What the task requires — Using the data below, copy every line that contains the word "ἀπλανῶν".

Data shown —
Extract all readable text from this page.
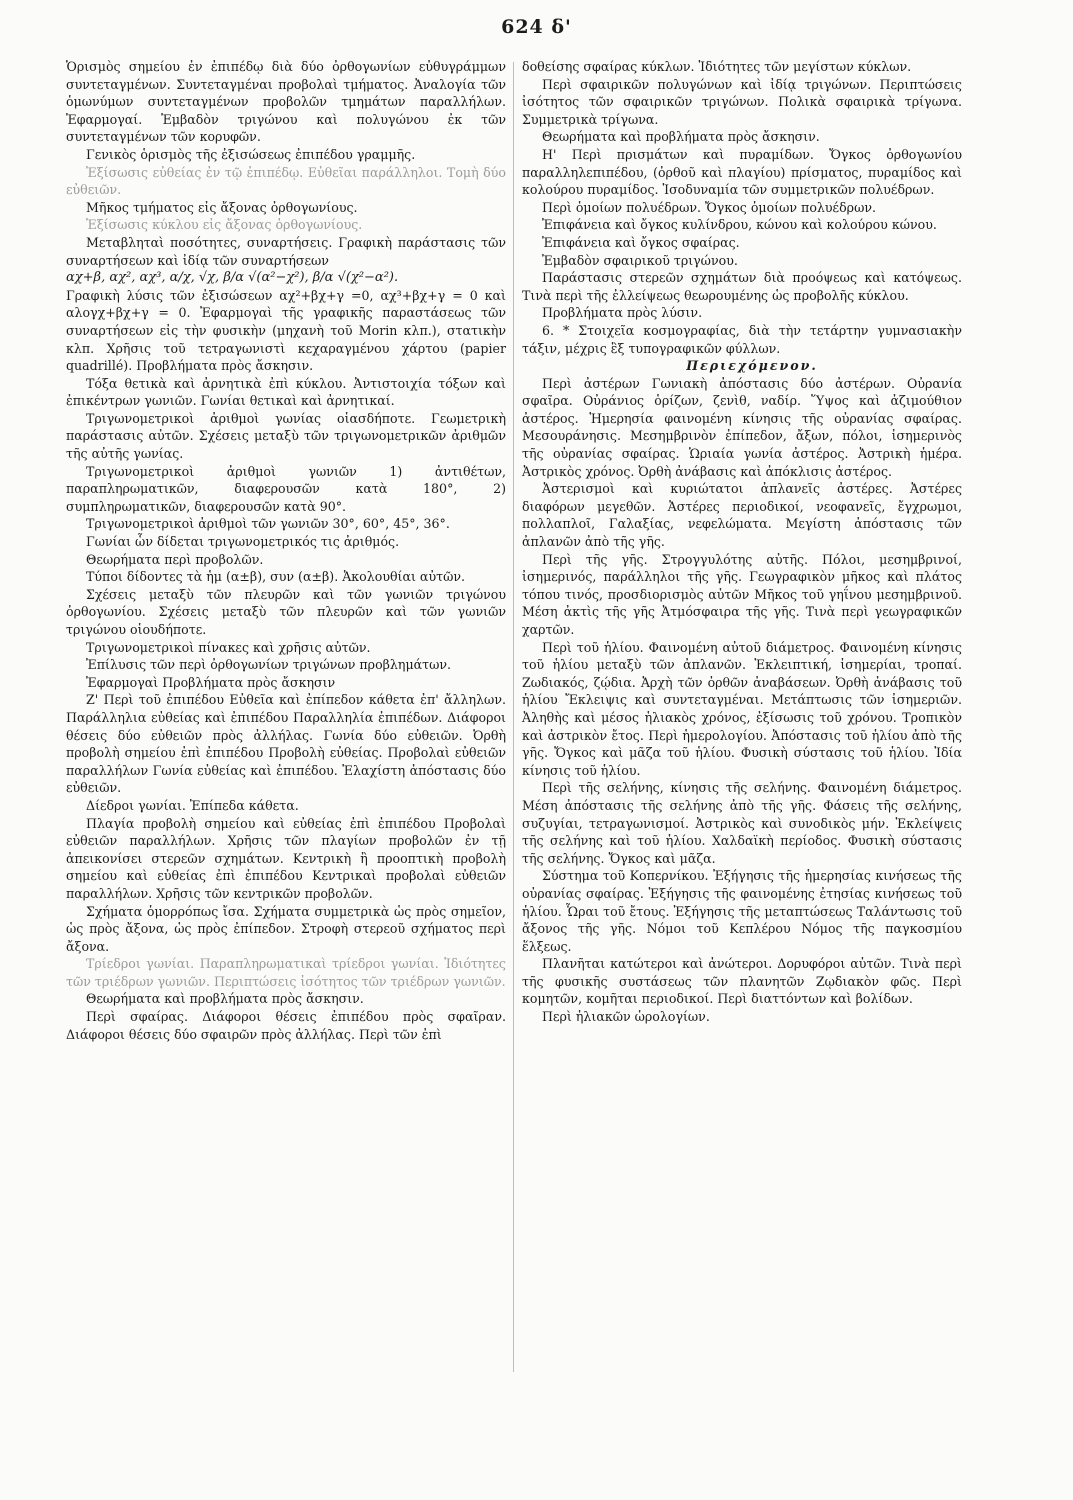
624 δ'

Ὁρισμὸς σημείου ἐν ἐπιπέδῳ διὰ δύο ὀρθογωνίων εὐθυγράμμων συντεταγμένων. Συντεταγμέναι προβολαὶ τμήματος. Ἀναλογία τῶν ὁμωνύμων συντεταγμένων προβολῶν τμημάτων παραλλήλων. Ἐφαρμογαί. Ἐμβαδὸν τριγώνου καὶ πολυγώνου ἐκ τῶν συντεταγμένων τῶν κορυφῶν.

Γενικὸς ὁρισμὸς τῆς ἐξισώσεως ἐπιπέδου γραμμῆς.

Ἐξίσωσις εὐθείας ἐν τῷ ἐπιπέδῳ. Εὐθεῖαι παράλληλοι. Τομὴ δύο εὐθειῶν.

Μῆκος τμήματος εἰς ἄξονας ὀρθογωνίους.

Ἐξίσωσις κύκλου εἰς ἄξονας ὀρθογωνίους.

Μεταβληταὶ ποσότητες, συναρτήσεις. Γραφικὴ παράστασις τῶν συναρτήσεων καὶ ἰδίᾳ τῶν συναρτήσεων

αχ+β, αχ², αχ³, α/χ, √χ, β/α √(α²−χ²), β/α √(χ²−α²).

Γραφικὴ λύσις τῶν ἐξισώσεων αχ²+βχ+γ =0, αχ³+βχ+γ = 0 καὶ αλογχ+βχ+γ = 0. Ἐφαρμογαὶ τῆς γραφικῆς παραστάσεως τῶν συναρτήσεων εἰς τὴν φυσικὴν (μηχανὴ τοῦ Morin κλπ.), στατικὴν κλπ. Χρῆσις τοῦ τετραγωνιστὶ κεχαραγμένου χάρτου (papier quadrillé). Προβλήματα πρὸς ἄσκησιν.

Τόξα θετικὰ καὶ ἀρνητικὰ ἐπὶ κύκλου. Ἀντιστοιχία τόξων καὶ ἐπικέντρων γωνιῶν. Γωνίαι θετικαὶ καὶ ἀρνητικαί.

Τριγωνομετρικοὶ ἀριθμοὶ γωνίας οἱασδήποτε. Γεωμετρικὴ παράστασις αὐτῶν. Σχέσεις μεταξὺ τῶν τριγωνομετρικῶν ἀριθμῶν τῆς αὐτῆς γωνίας.

Τριγωνομετρικοὶ ἀριθμοὶ γωνιῶν 1) ἀντιθέτων, παραπληρωματικῶν, διαφερουσῶν κατὰ 180°, 2) συμπληρωματικῶν, διαφερουσῶν κατὰ 90°.

Τριγωνομετρικοὶ ἀριθμοὶ τῶν γωνιῶν 30°, 60°, 45°, 36°.

Γωνίαι ὧν δίδεται τριγωνομετρικός τις ἀριθμός.

Θεωρήματα περὶ προβολῶν.

Τύποι δίδοντες τὰ ἡμ (α±β), συν (α±β). Ἀκολουθίαι αὐτῶν.

Σχέσεις μεταξὺ τῶν πλευρῶν καὶ τῶν γωνιῶν τριγώνου ὀρθογωνίου. Σχέσεις μεταξὺ τῶν πλευρῶν καὶ τῶν γωνιῶν τριγώνου οἱουδήποτε.

Τριγωνομετρικοὶ πίνακες καὶ χρῆσις αὐτῶν.

Ἐπίλυσις τῶν περὶ ὀρθογωνίων τριγώνων προβλημάτων.

Ἐφαρμογαὶ Προβλήματα πρὸς ἄσκησιν

Ζ' Περὶ τοῦ ἐπιπέδου Εὐθεῖα καὶ ἐπίπεδον κάθετα ἐπ' ἄλληλων. Παράλληλια εὐθείας καὶ ἐπιπέδου Παραλληλία ἐπιπέδων. Διάφοροι θέσεις δύο εὐθειῶν πρὸς ἀλλήλας. Γωνία δύο εὐθειῶν. Ὀρθὴ προβολὴ σημείου ἐπὶ ἐπιπέδου Προβολὴ εὐθείας. Προβολαὶ εὐθειῶν παραλλήλων Γωνία εὐθείας καὶ ἐπιπέδου. Ἐλαχίστη ἀπόστασις δύο εὐθειῶν.

Δίεδροι γωνίαι. Ἐπίπεδα κάθετα.

Πλαγία προβολὴ σημείου καὶ εὐθείας ἐπὶ ἐπιπέδου Προβολαὶ εὐθειῶν παραλλήλων. Χρῆσις τῶν πλαγίων προβολῶν ἐν τῇ ἀπεικονίσει στερεῶν σχημάτων. Κεντρικὴ ἢ προοπτικὴ προβολὴ σημείου καὶ εὐθείας ἐπὶ ἐπιπέδου Κεντρικαὶ προβολαὶ εὐθειῶν παραλλήλων. Χρῆσις τῶν κεντρικῶν προβολῶν.

Σχήματα ὁμορρόπως ἴσα. Σχήματα συμμετρικὰ ὡς πρὸς σημεῖον, ὡς πρὸς ἄξονα, ὡς πρὸς ἐπίπεδον. Στροφὴ στερεοῦ σχήματος περὶ ἄξονα.

Τρίεδροι γωνίαι. Παραπληρωματικαὶ τρίεδροι γωνίαι. Ἰδιότητες τῶν τριέδρων γωνιῶν. Περιπτώσεις ἰσότητος τῶν τριέδρων γωνιῶν.

Θεωρήματα καὶ προβλήματα πρὸς ἄσκησιν.

Περὶ σφαίρας. Διάφοροι θέσεις ἐπιπέδου πρὸς σφαῖραν. Διάφοροι θέσεις δύο σφαιρῶν πρὸς ἀλλήλας. Περὶ τῶν ἐπὶ

δοθείσης σφαίρας κύκλων. Ἰδιότητες τῶν μεγίστων κύκλων.

Περὶ σφαιρικῶν πολυγώνων καὶ ἰδίᾳ τριγώνων. Περιπτώσεις ἰσότητος τῶν σφαιρικῶν τριγώνων. Πολικὰ σφαιρικὰ τρίγωνα. Συμμετρικὰ τρίγωνα.

Θεωρήματα καὶ προβλήματα πρὸς ἄσκησιν.

Η' Περὶ πρισμάτων καὶ πυραμίδων. Ὄγκος ὀρθογωνίου παραλληλεπιπέδου, (ὀρθοῦ καὶ πλαγίου) πρίσματος, πυραμίδος καὶ κολούρου πυραμίδος. Ἰσοδυναμία τῶν συμμετρικῶν πολυέδρων.

Περὶ ὁμοίων πολυέδρων. Ὄγκος ὁμοίων πολυέδρων.

Ἐπιφάνεια καὶ ὄγκος κυλίνδρου, κώνου καὶ κολούρου κώνου.

Ἐπιφάνεια καὶ ὄγκος σφαίρας.

Ἐμβαδὸν σφαιρικοῦ τριγώνου.

Παράστασις στερεῶν σχημάτων διὰ προόψεως καὶ κατόψεως. Τινὰ περὶ τῆς ἐλλείψεως θεωρουμένης ὡς προβολῆς κύκλου.

Προβλήματα πρὸς λύσιν.

6. * Στοιχεῖα κοσμογραφίας, διὰ τὴν τετάρτην γυμνασιακὴν τάξιν, μέχρις ἓξ τυπογραφικῶν φύλλων.

Περιεχόμενον.

Περὶ ἀστέρων Γωνιακὴ ἀπόστασις δύο ἀστέρων. Οὐρανία σφαῖρα. Οὐράνιος ὁρίζων, ζενὶθ, ναδίρ. Ὕψος καὶ ἀζιμούθιον ἀστέρος. Ἡμερησία φαινομένη κίνησις τῆς οὐρανίας σφαίρας. Μεσουράνησις. Μεσημβρινὸν ἐπίπεδον, ἄξων, πόλοι, ἰσημερινὸς τῆς οὐρανίας σφαίρας. Ὡριαία γωνία ἀστέρος. Ἀστρικὴ ἡμέρα. Ἀστρικὸς χρόνος. Ὀρθὴ ἀνάβασις καὶ ἀπόκλισις ἀστέρος.

Ἀστερισμοὶ καὶ κυριώτατοι ἀπλανεῖς ἀστέρες. Ἀστέρες διαφόρων μεγεθῶν. Ἀστέρες περιοδικοί, νεοφανεῖς, ἔγχρωμοι, πολλαπλοῖ, Γαλαξίας, νεφελώματα. Μεγίστη ἀπόστασις τῶν ἀπλανῶν ἀπὸ τῆς γῆς.

Περὶ τῆς γῆς. Στρογγυλότης αὐτῆς. Πόλοι, μεσημβρινοί, ἰσημερινός, παράλληλοι τῆς γῆς. Γεωγραφικὸν μῆκος καὶ πλάτος τόπου τινός, προσδιορισμὸς αὐτῶν Μῆκος τοῦ γηΐνου μεσημβρινοῦ. Μέση ἀκτὶς τῆς γῆς Ἀτμόσφαιρα τῆς γῆς. Τινὰ περὶ γεωγραφικῶν χαρτῶν.

Περὶ τοῦ ἡλίου. Φαινομένη αὐτοῦ διάμετρος. Φαινομένη κίνησις τοῦ ἡλίου μεταξὺ τῶν ἀπλανῶν. Ἐκλειπτική, ἰσημερίαι, τροπαί. Ζωδιακός, ζῴδια. Ἀρχὴ τῶν ὀρθῶν ἀναβάσεων. Ὀρθὴ ἀνάβασις τοῦ ἡλίου Ἔκλειψις καὶ συντεταγμέναι. Μετάπτωσις τῶν ἰσημεριῶν. Ἀληθὴς καὶ μέσος ἡλιακὸς χρόνος, ἐξίσωσις τοῦ χρόνου. Τροπικὸν καὶ ἀστρικὸν ἔτος. Περὶ ἡμερολογίου. Ἀπόστασις τοῦ ἡλίου ἀπὸ τῆς γῆς. Ὄγκος καὶ μᾶζα τοῦ ἡλίου. Φυσικὴ σύστασις τοῦ ἡλίου. Ἰδία κίνησις τοῦ ἡλίου.

Περὶ τῆς σελήνης, κίνησις τῆς σελήνης. Φαινομένη διάμετρος. Μέση ἀπόστασις τῆς σελήνης ἀπὸ τῆς γῆς. Φάσεις τῆς σελήνης, συζυγίαι, τετραγωνισμοί. Ἀστρικὸς καὶ συνοδικὸς μήν. Ἐκλείψεις τῆς σελήνης καὶ τοῦ ἡλίου. Χαλδαϊκὴ περίοδος. Φυσικὴ σύστασις τῆς σελήνης. Ὄγκος καὶ μᾶζα.

Σύστημα τοῦ Κοπερνίκου. Ἐξήγησις τῆς ἡμερησίας κινήσεως τῆς οὐρανίας σφαίρας. Ἐξήγησις τῆς φαινομένης ἐτησίας κινήσεως τοῦ ἡλίου. Ὧραι τοῦ ἔτους. Ἐξήγησις τῆς μεταπτώσεως Ταλάντωσις τοῦ ἄξονος τῆς γῆς. Νόμοι τοῦ Κεπλέρου Νόμος τῆς παγκοσμίου ἕλξεως.

Πλανῆται κατώτεροι καὶ ἀνώτεροι. Δορυφόροι αὐτῶν. Τινὰ περὶ τῆς φυσικῆς συστάσεως τῶν πλανητῶν Ζῳδιακὸν φῶς. Περὶ κομητῶν, κομῆται περιοδικοί. Περὶ διαττόντων καὶ βολίδων.

Περὶ ἡλιακῶν ὡρολογίων.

Exercise answer —
Ἀστερισμοὶ καὶ κυριώτατοι ἀπλανεῖς ἀστέρες. Ἀστέρες διαφόρων μεγεθῶν. Ἀστέρες περιοδικοί, νεοφανεῖς, ἔγχρωμοι, πολλαπλοῖ, Γαλαξίας, νεφελώματα. Μεγίστη ἀπόστασις τῶν ἀπλανῶν ἀπὸ τῆς γῆς.
Περὶ τοῦ ἡλίου. Φαινομένη αὐτοῦ διάμετρος. Φαινομένη κίνησις τοῦ ἡλίου μεταξὺ τῶν ἀπλανῶν. Ἐκλειπτική, ἰσημερίαι, τροπαί. Ζωδιακός, ζῴδια. Ἀρχὴ τῶν ὀρθῶν ἀναβάσεων. Ὀρθὴ ἀνάβασις τοῦ ἡλίου Ἔκλειψις καὶ συντεταγμέναι. Μετάπτωσις τῶν ἰσημεριῶν. Ἀληθὴς καὶ μέσος ἡλιακὸς χρόνος, ἐξίσωσις τοῦ χρόνου. Τροπικὸν καὶ ἀστρικὸν ἔτος. Περὶ ἡμερολογίου. Ἀπόστασις τοῦ ἡλίου ἀπὸ τῆς γῆς. Ὄγκος καὶ μᾶζα τοῦ ἡλίου. Φυσικὴ σύστασις τοῦ ἡλίου. Ἰδία κίνησις τοῦ ἡλίου.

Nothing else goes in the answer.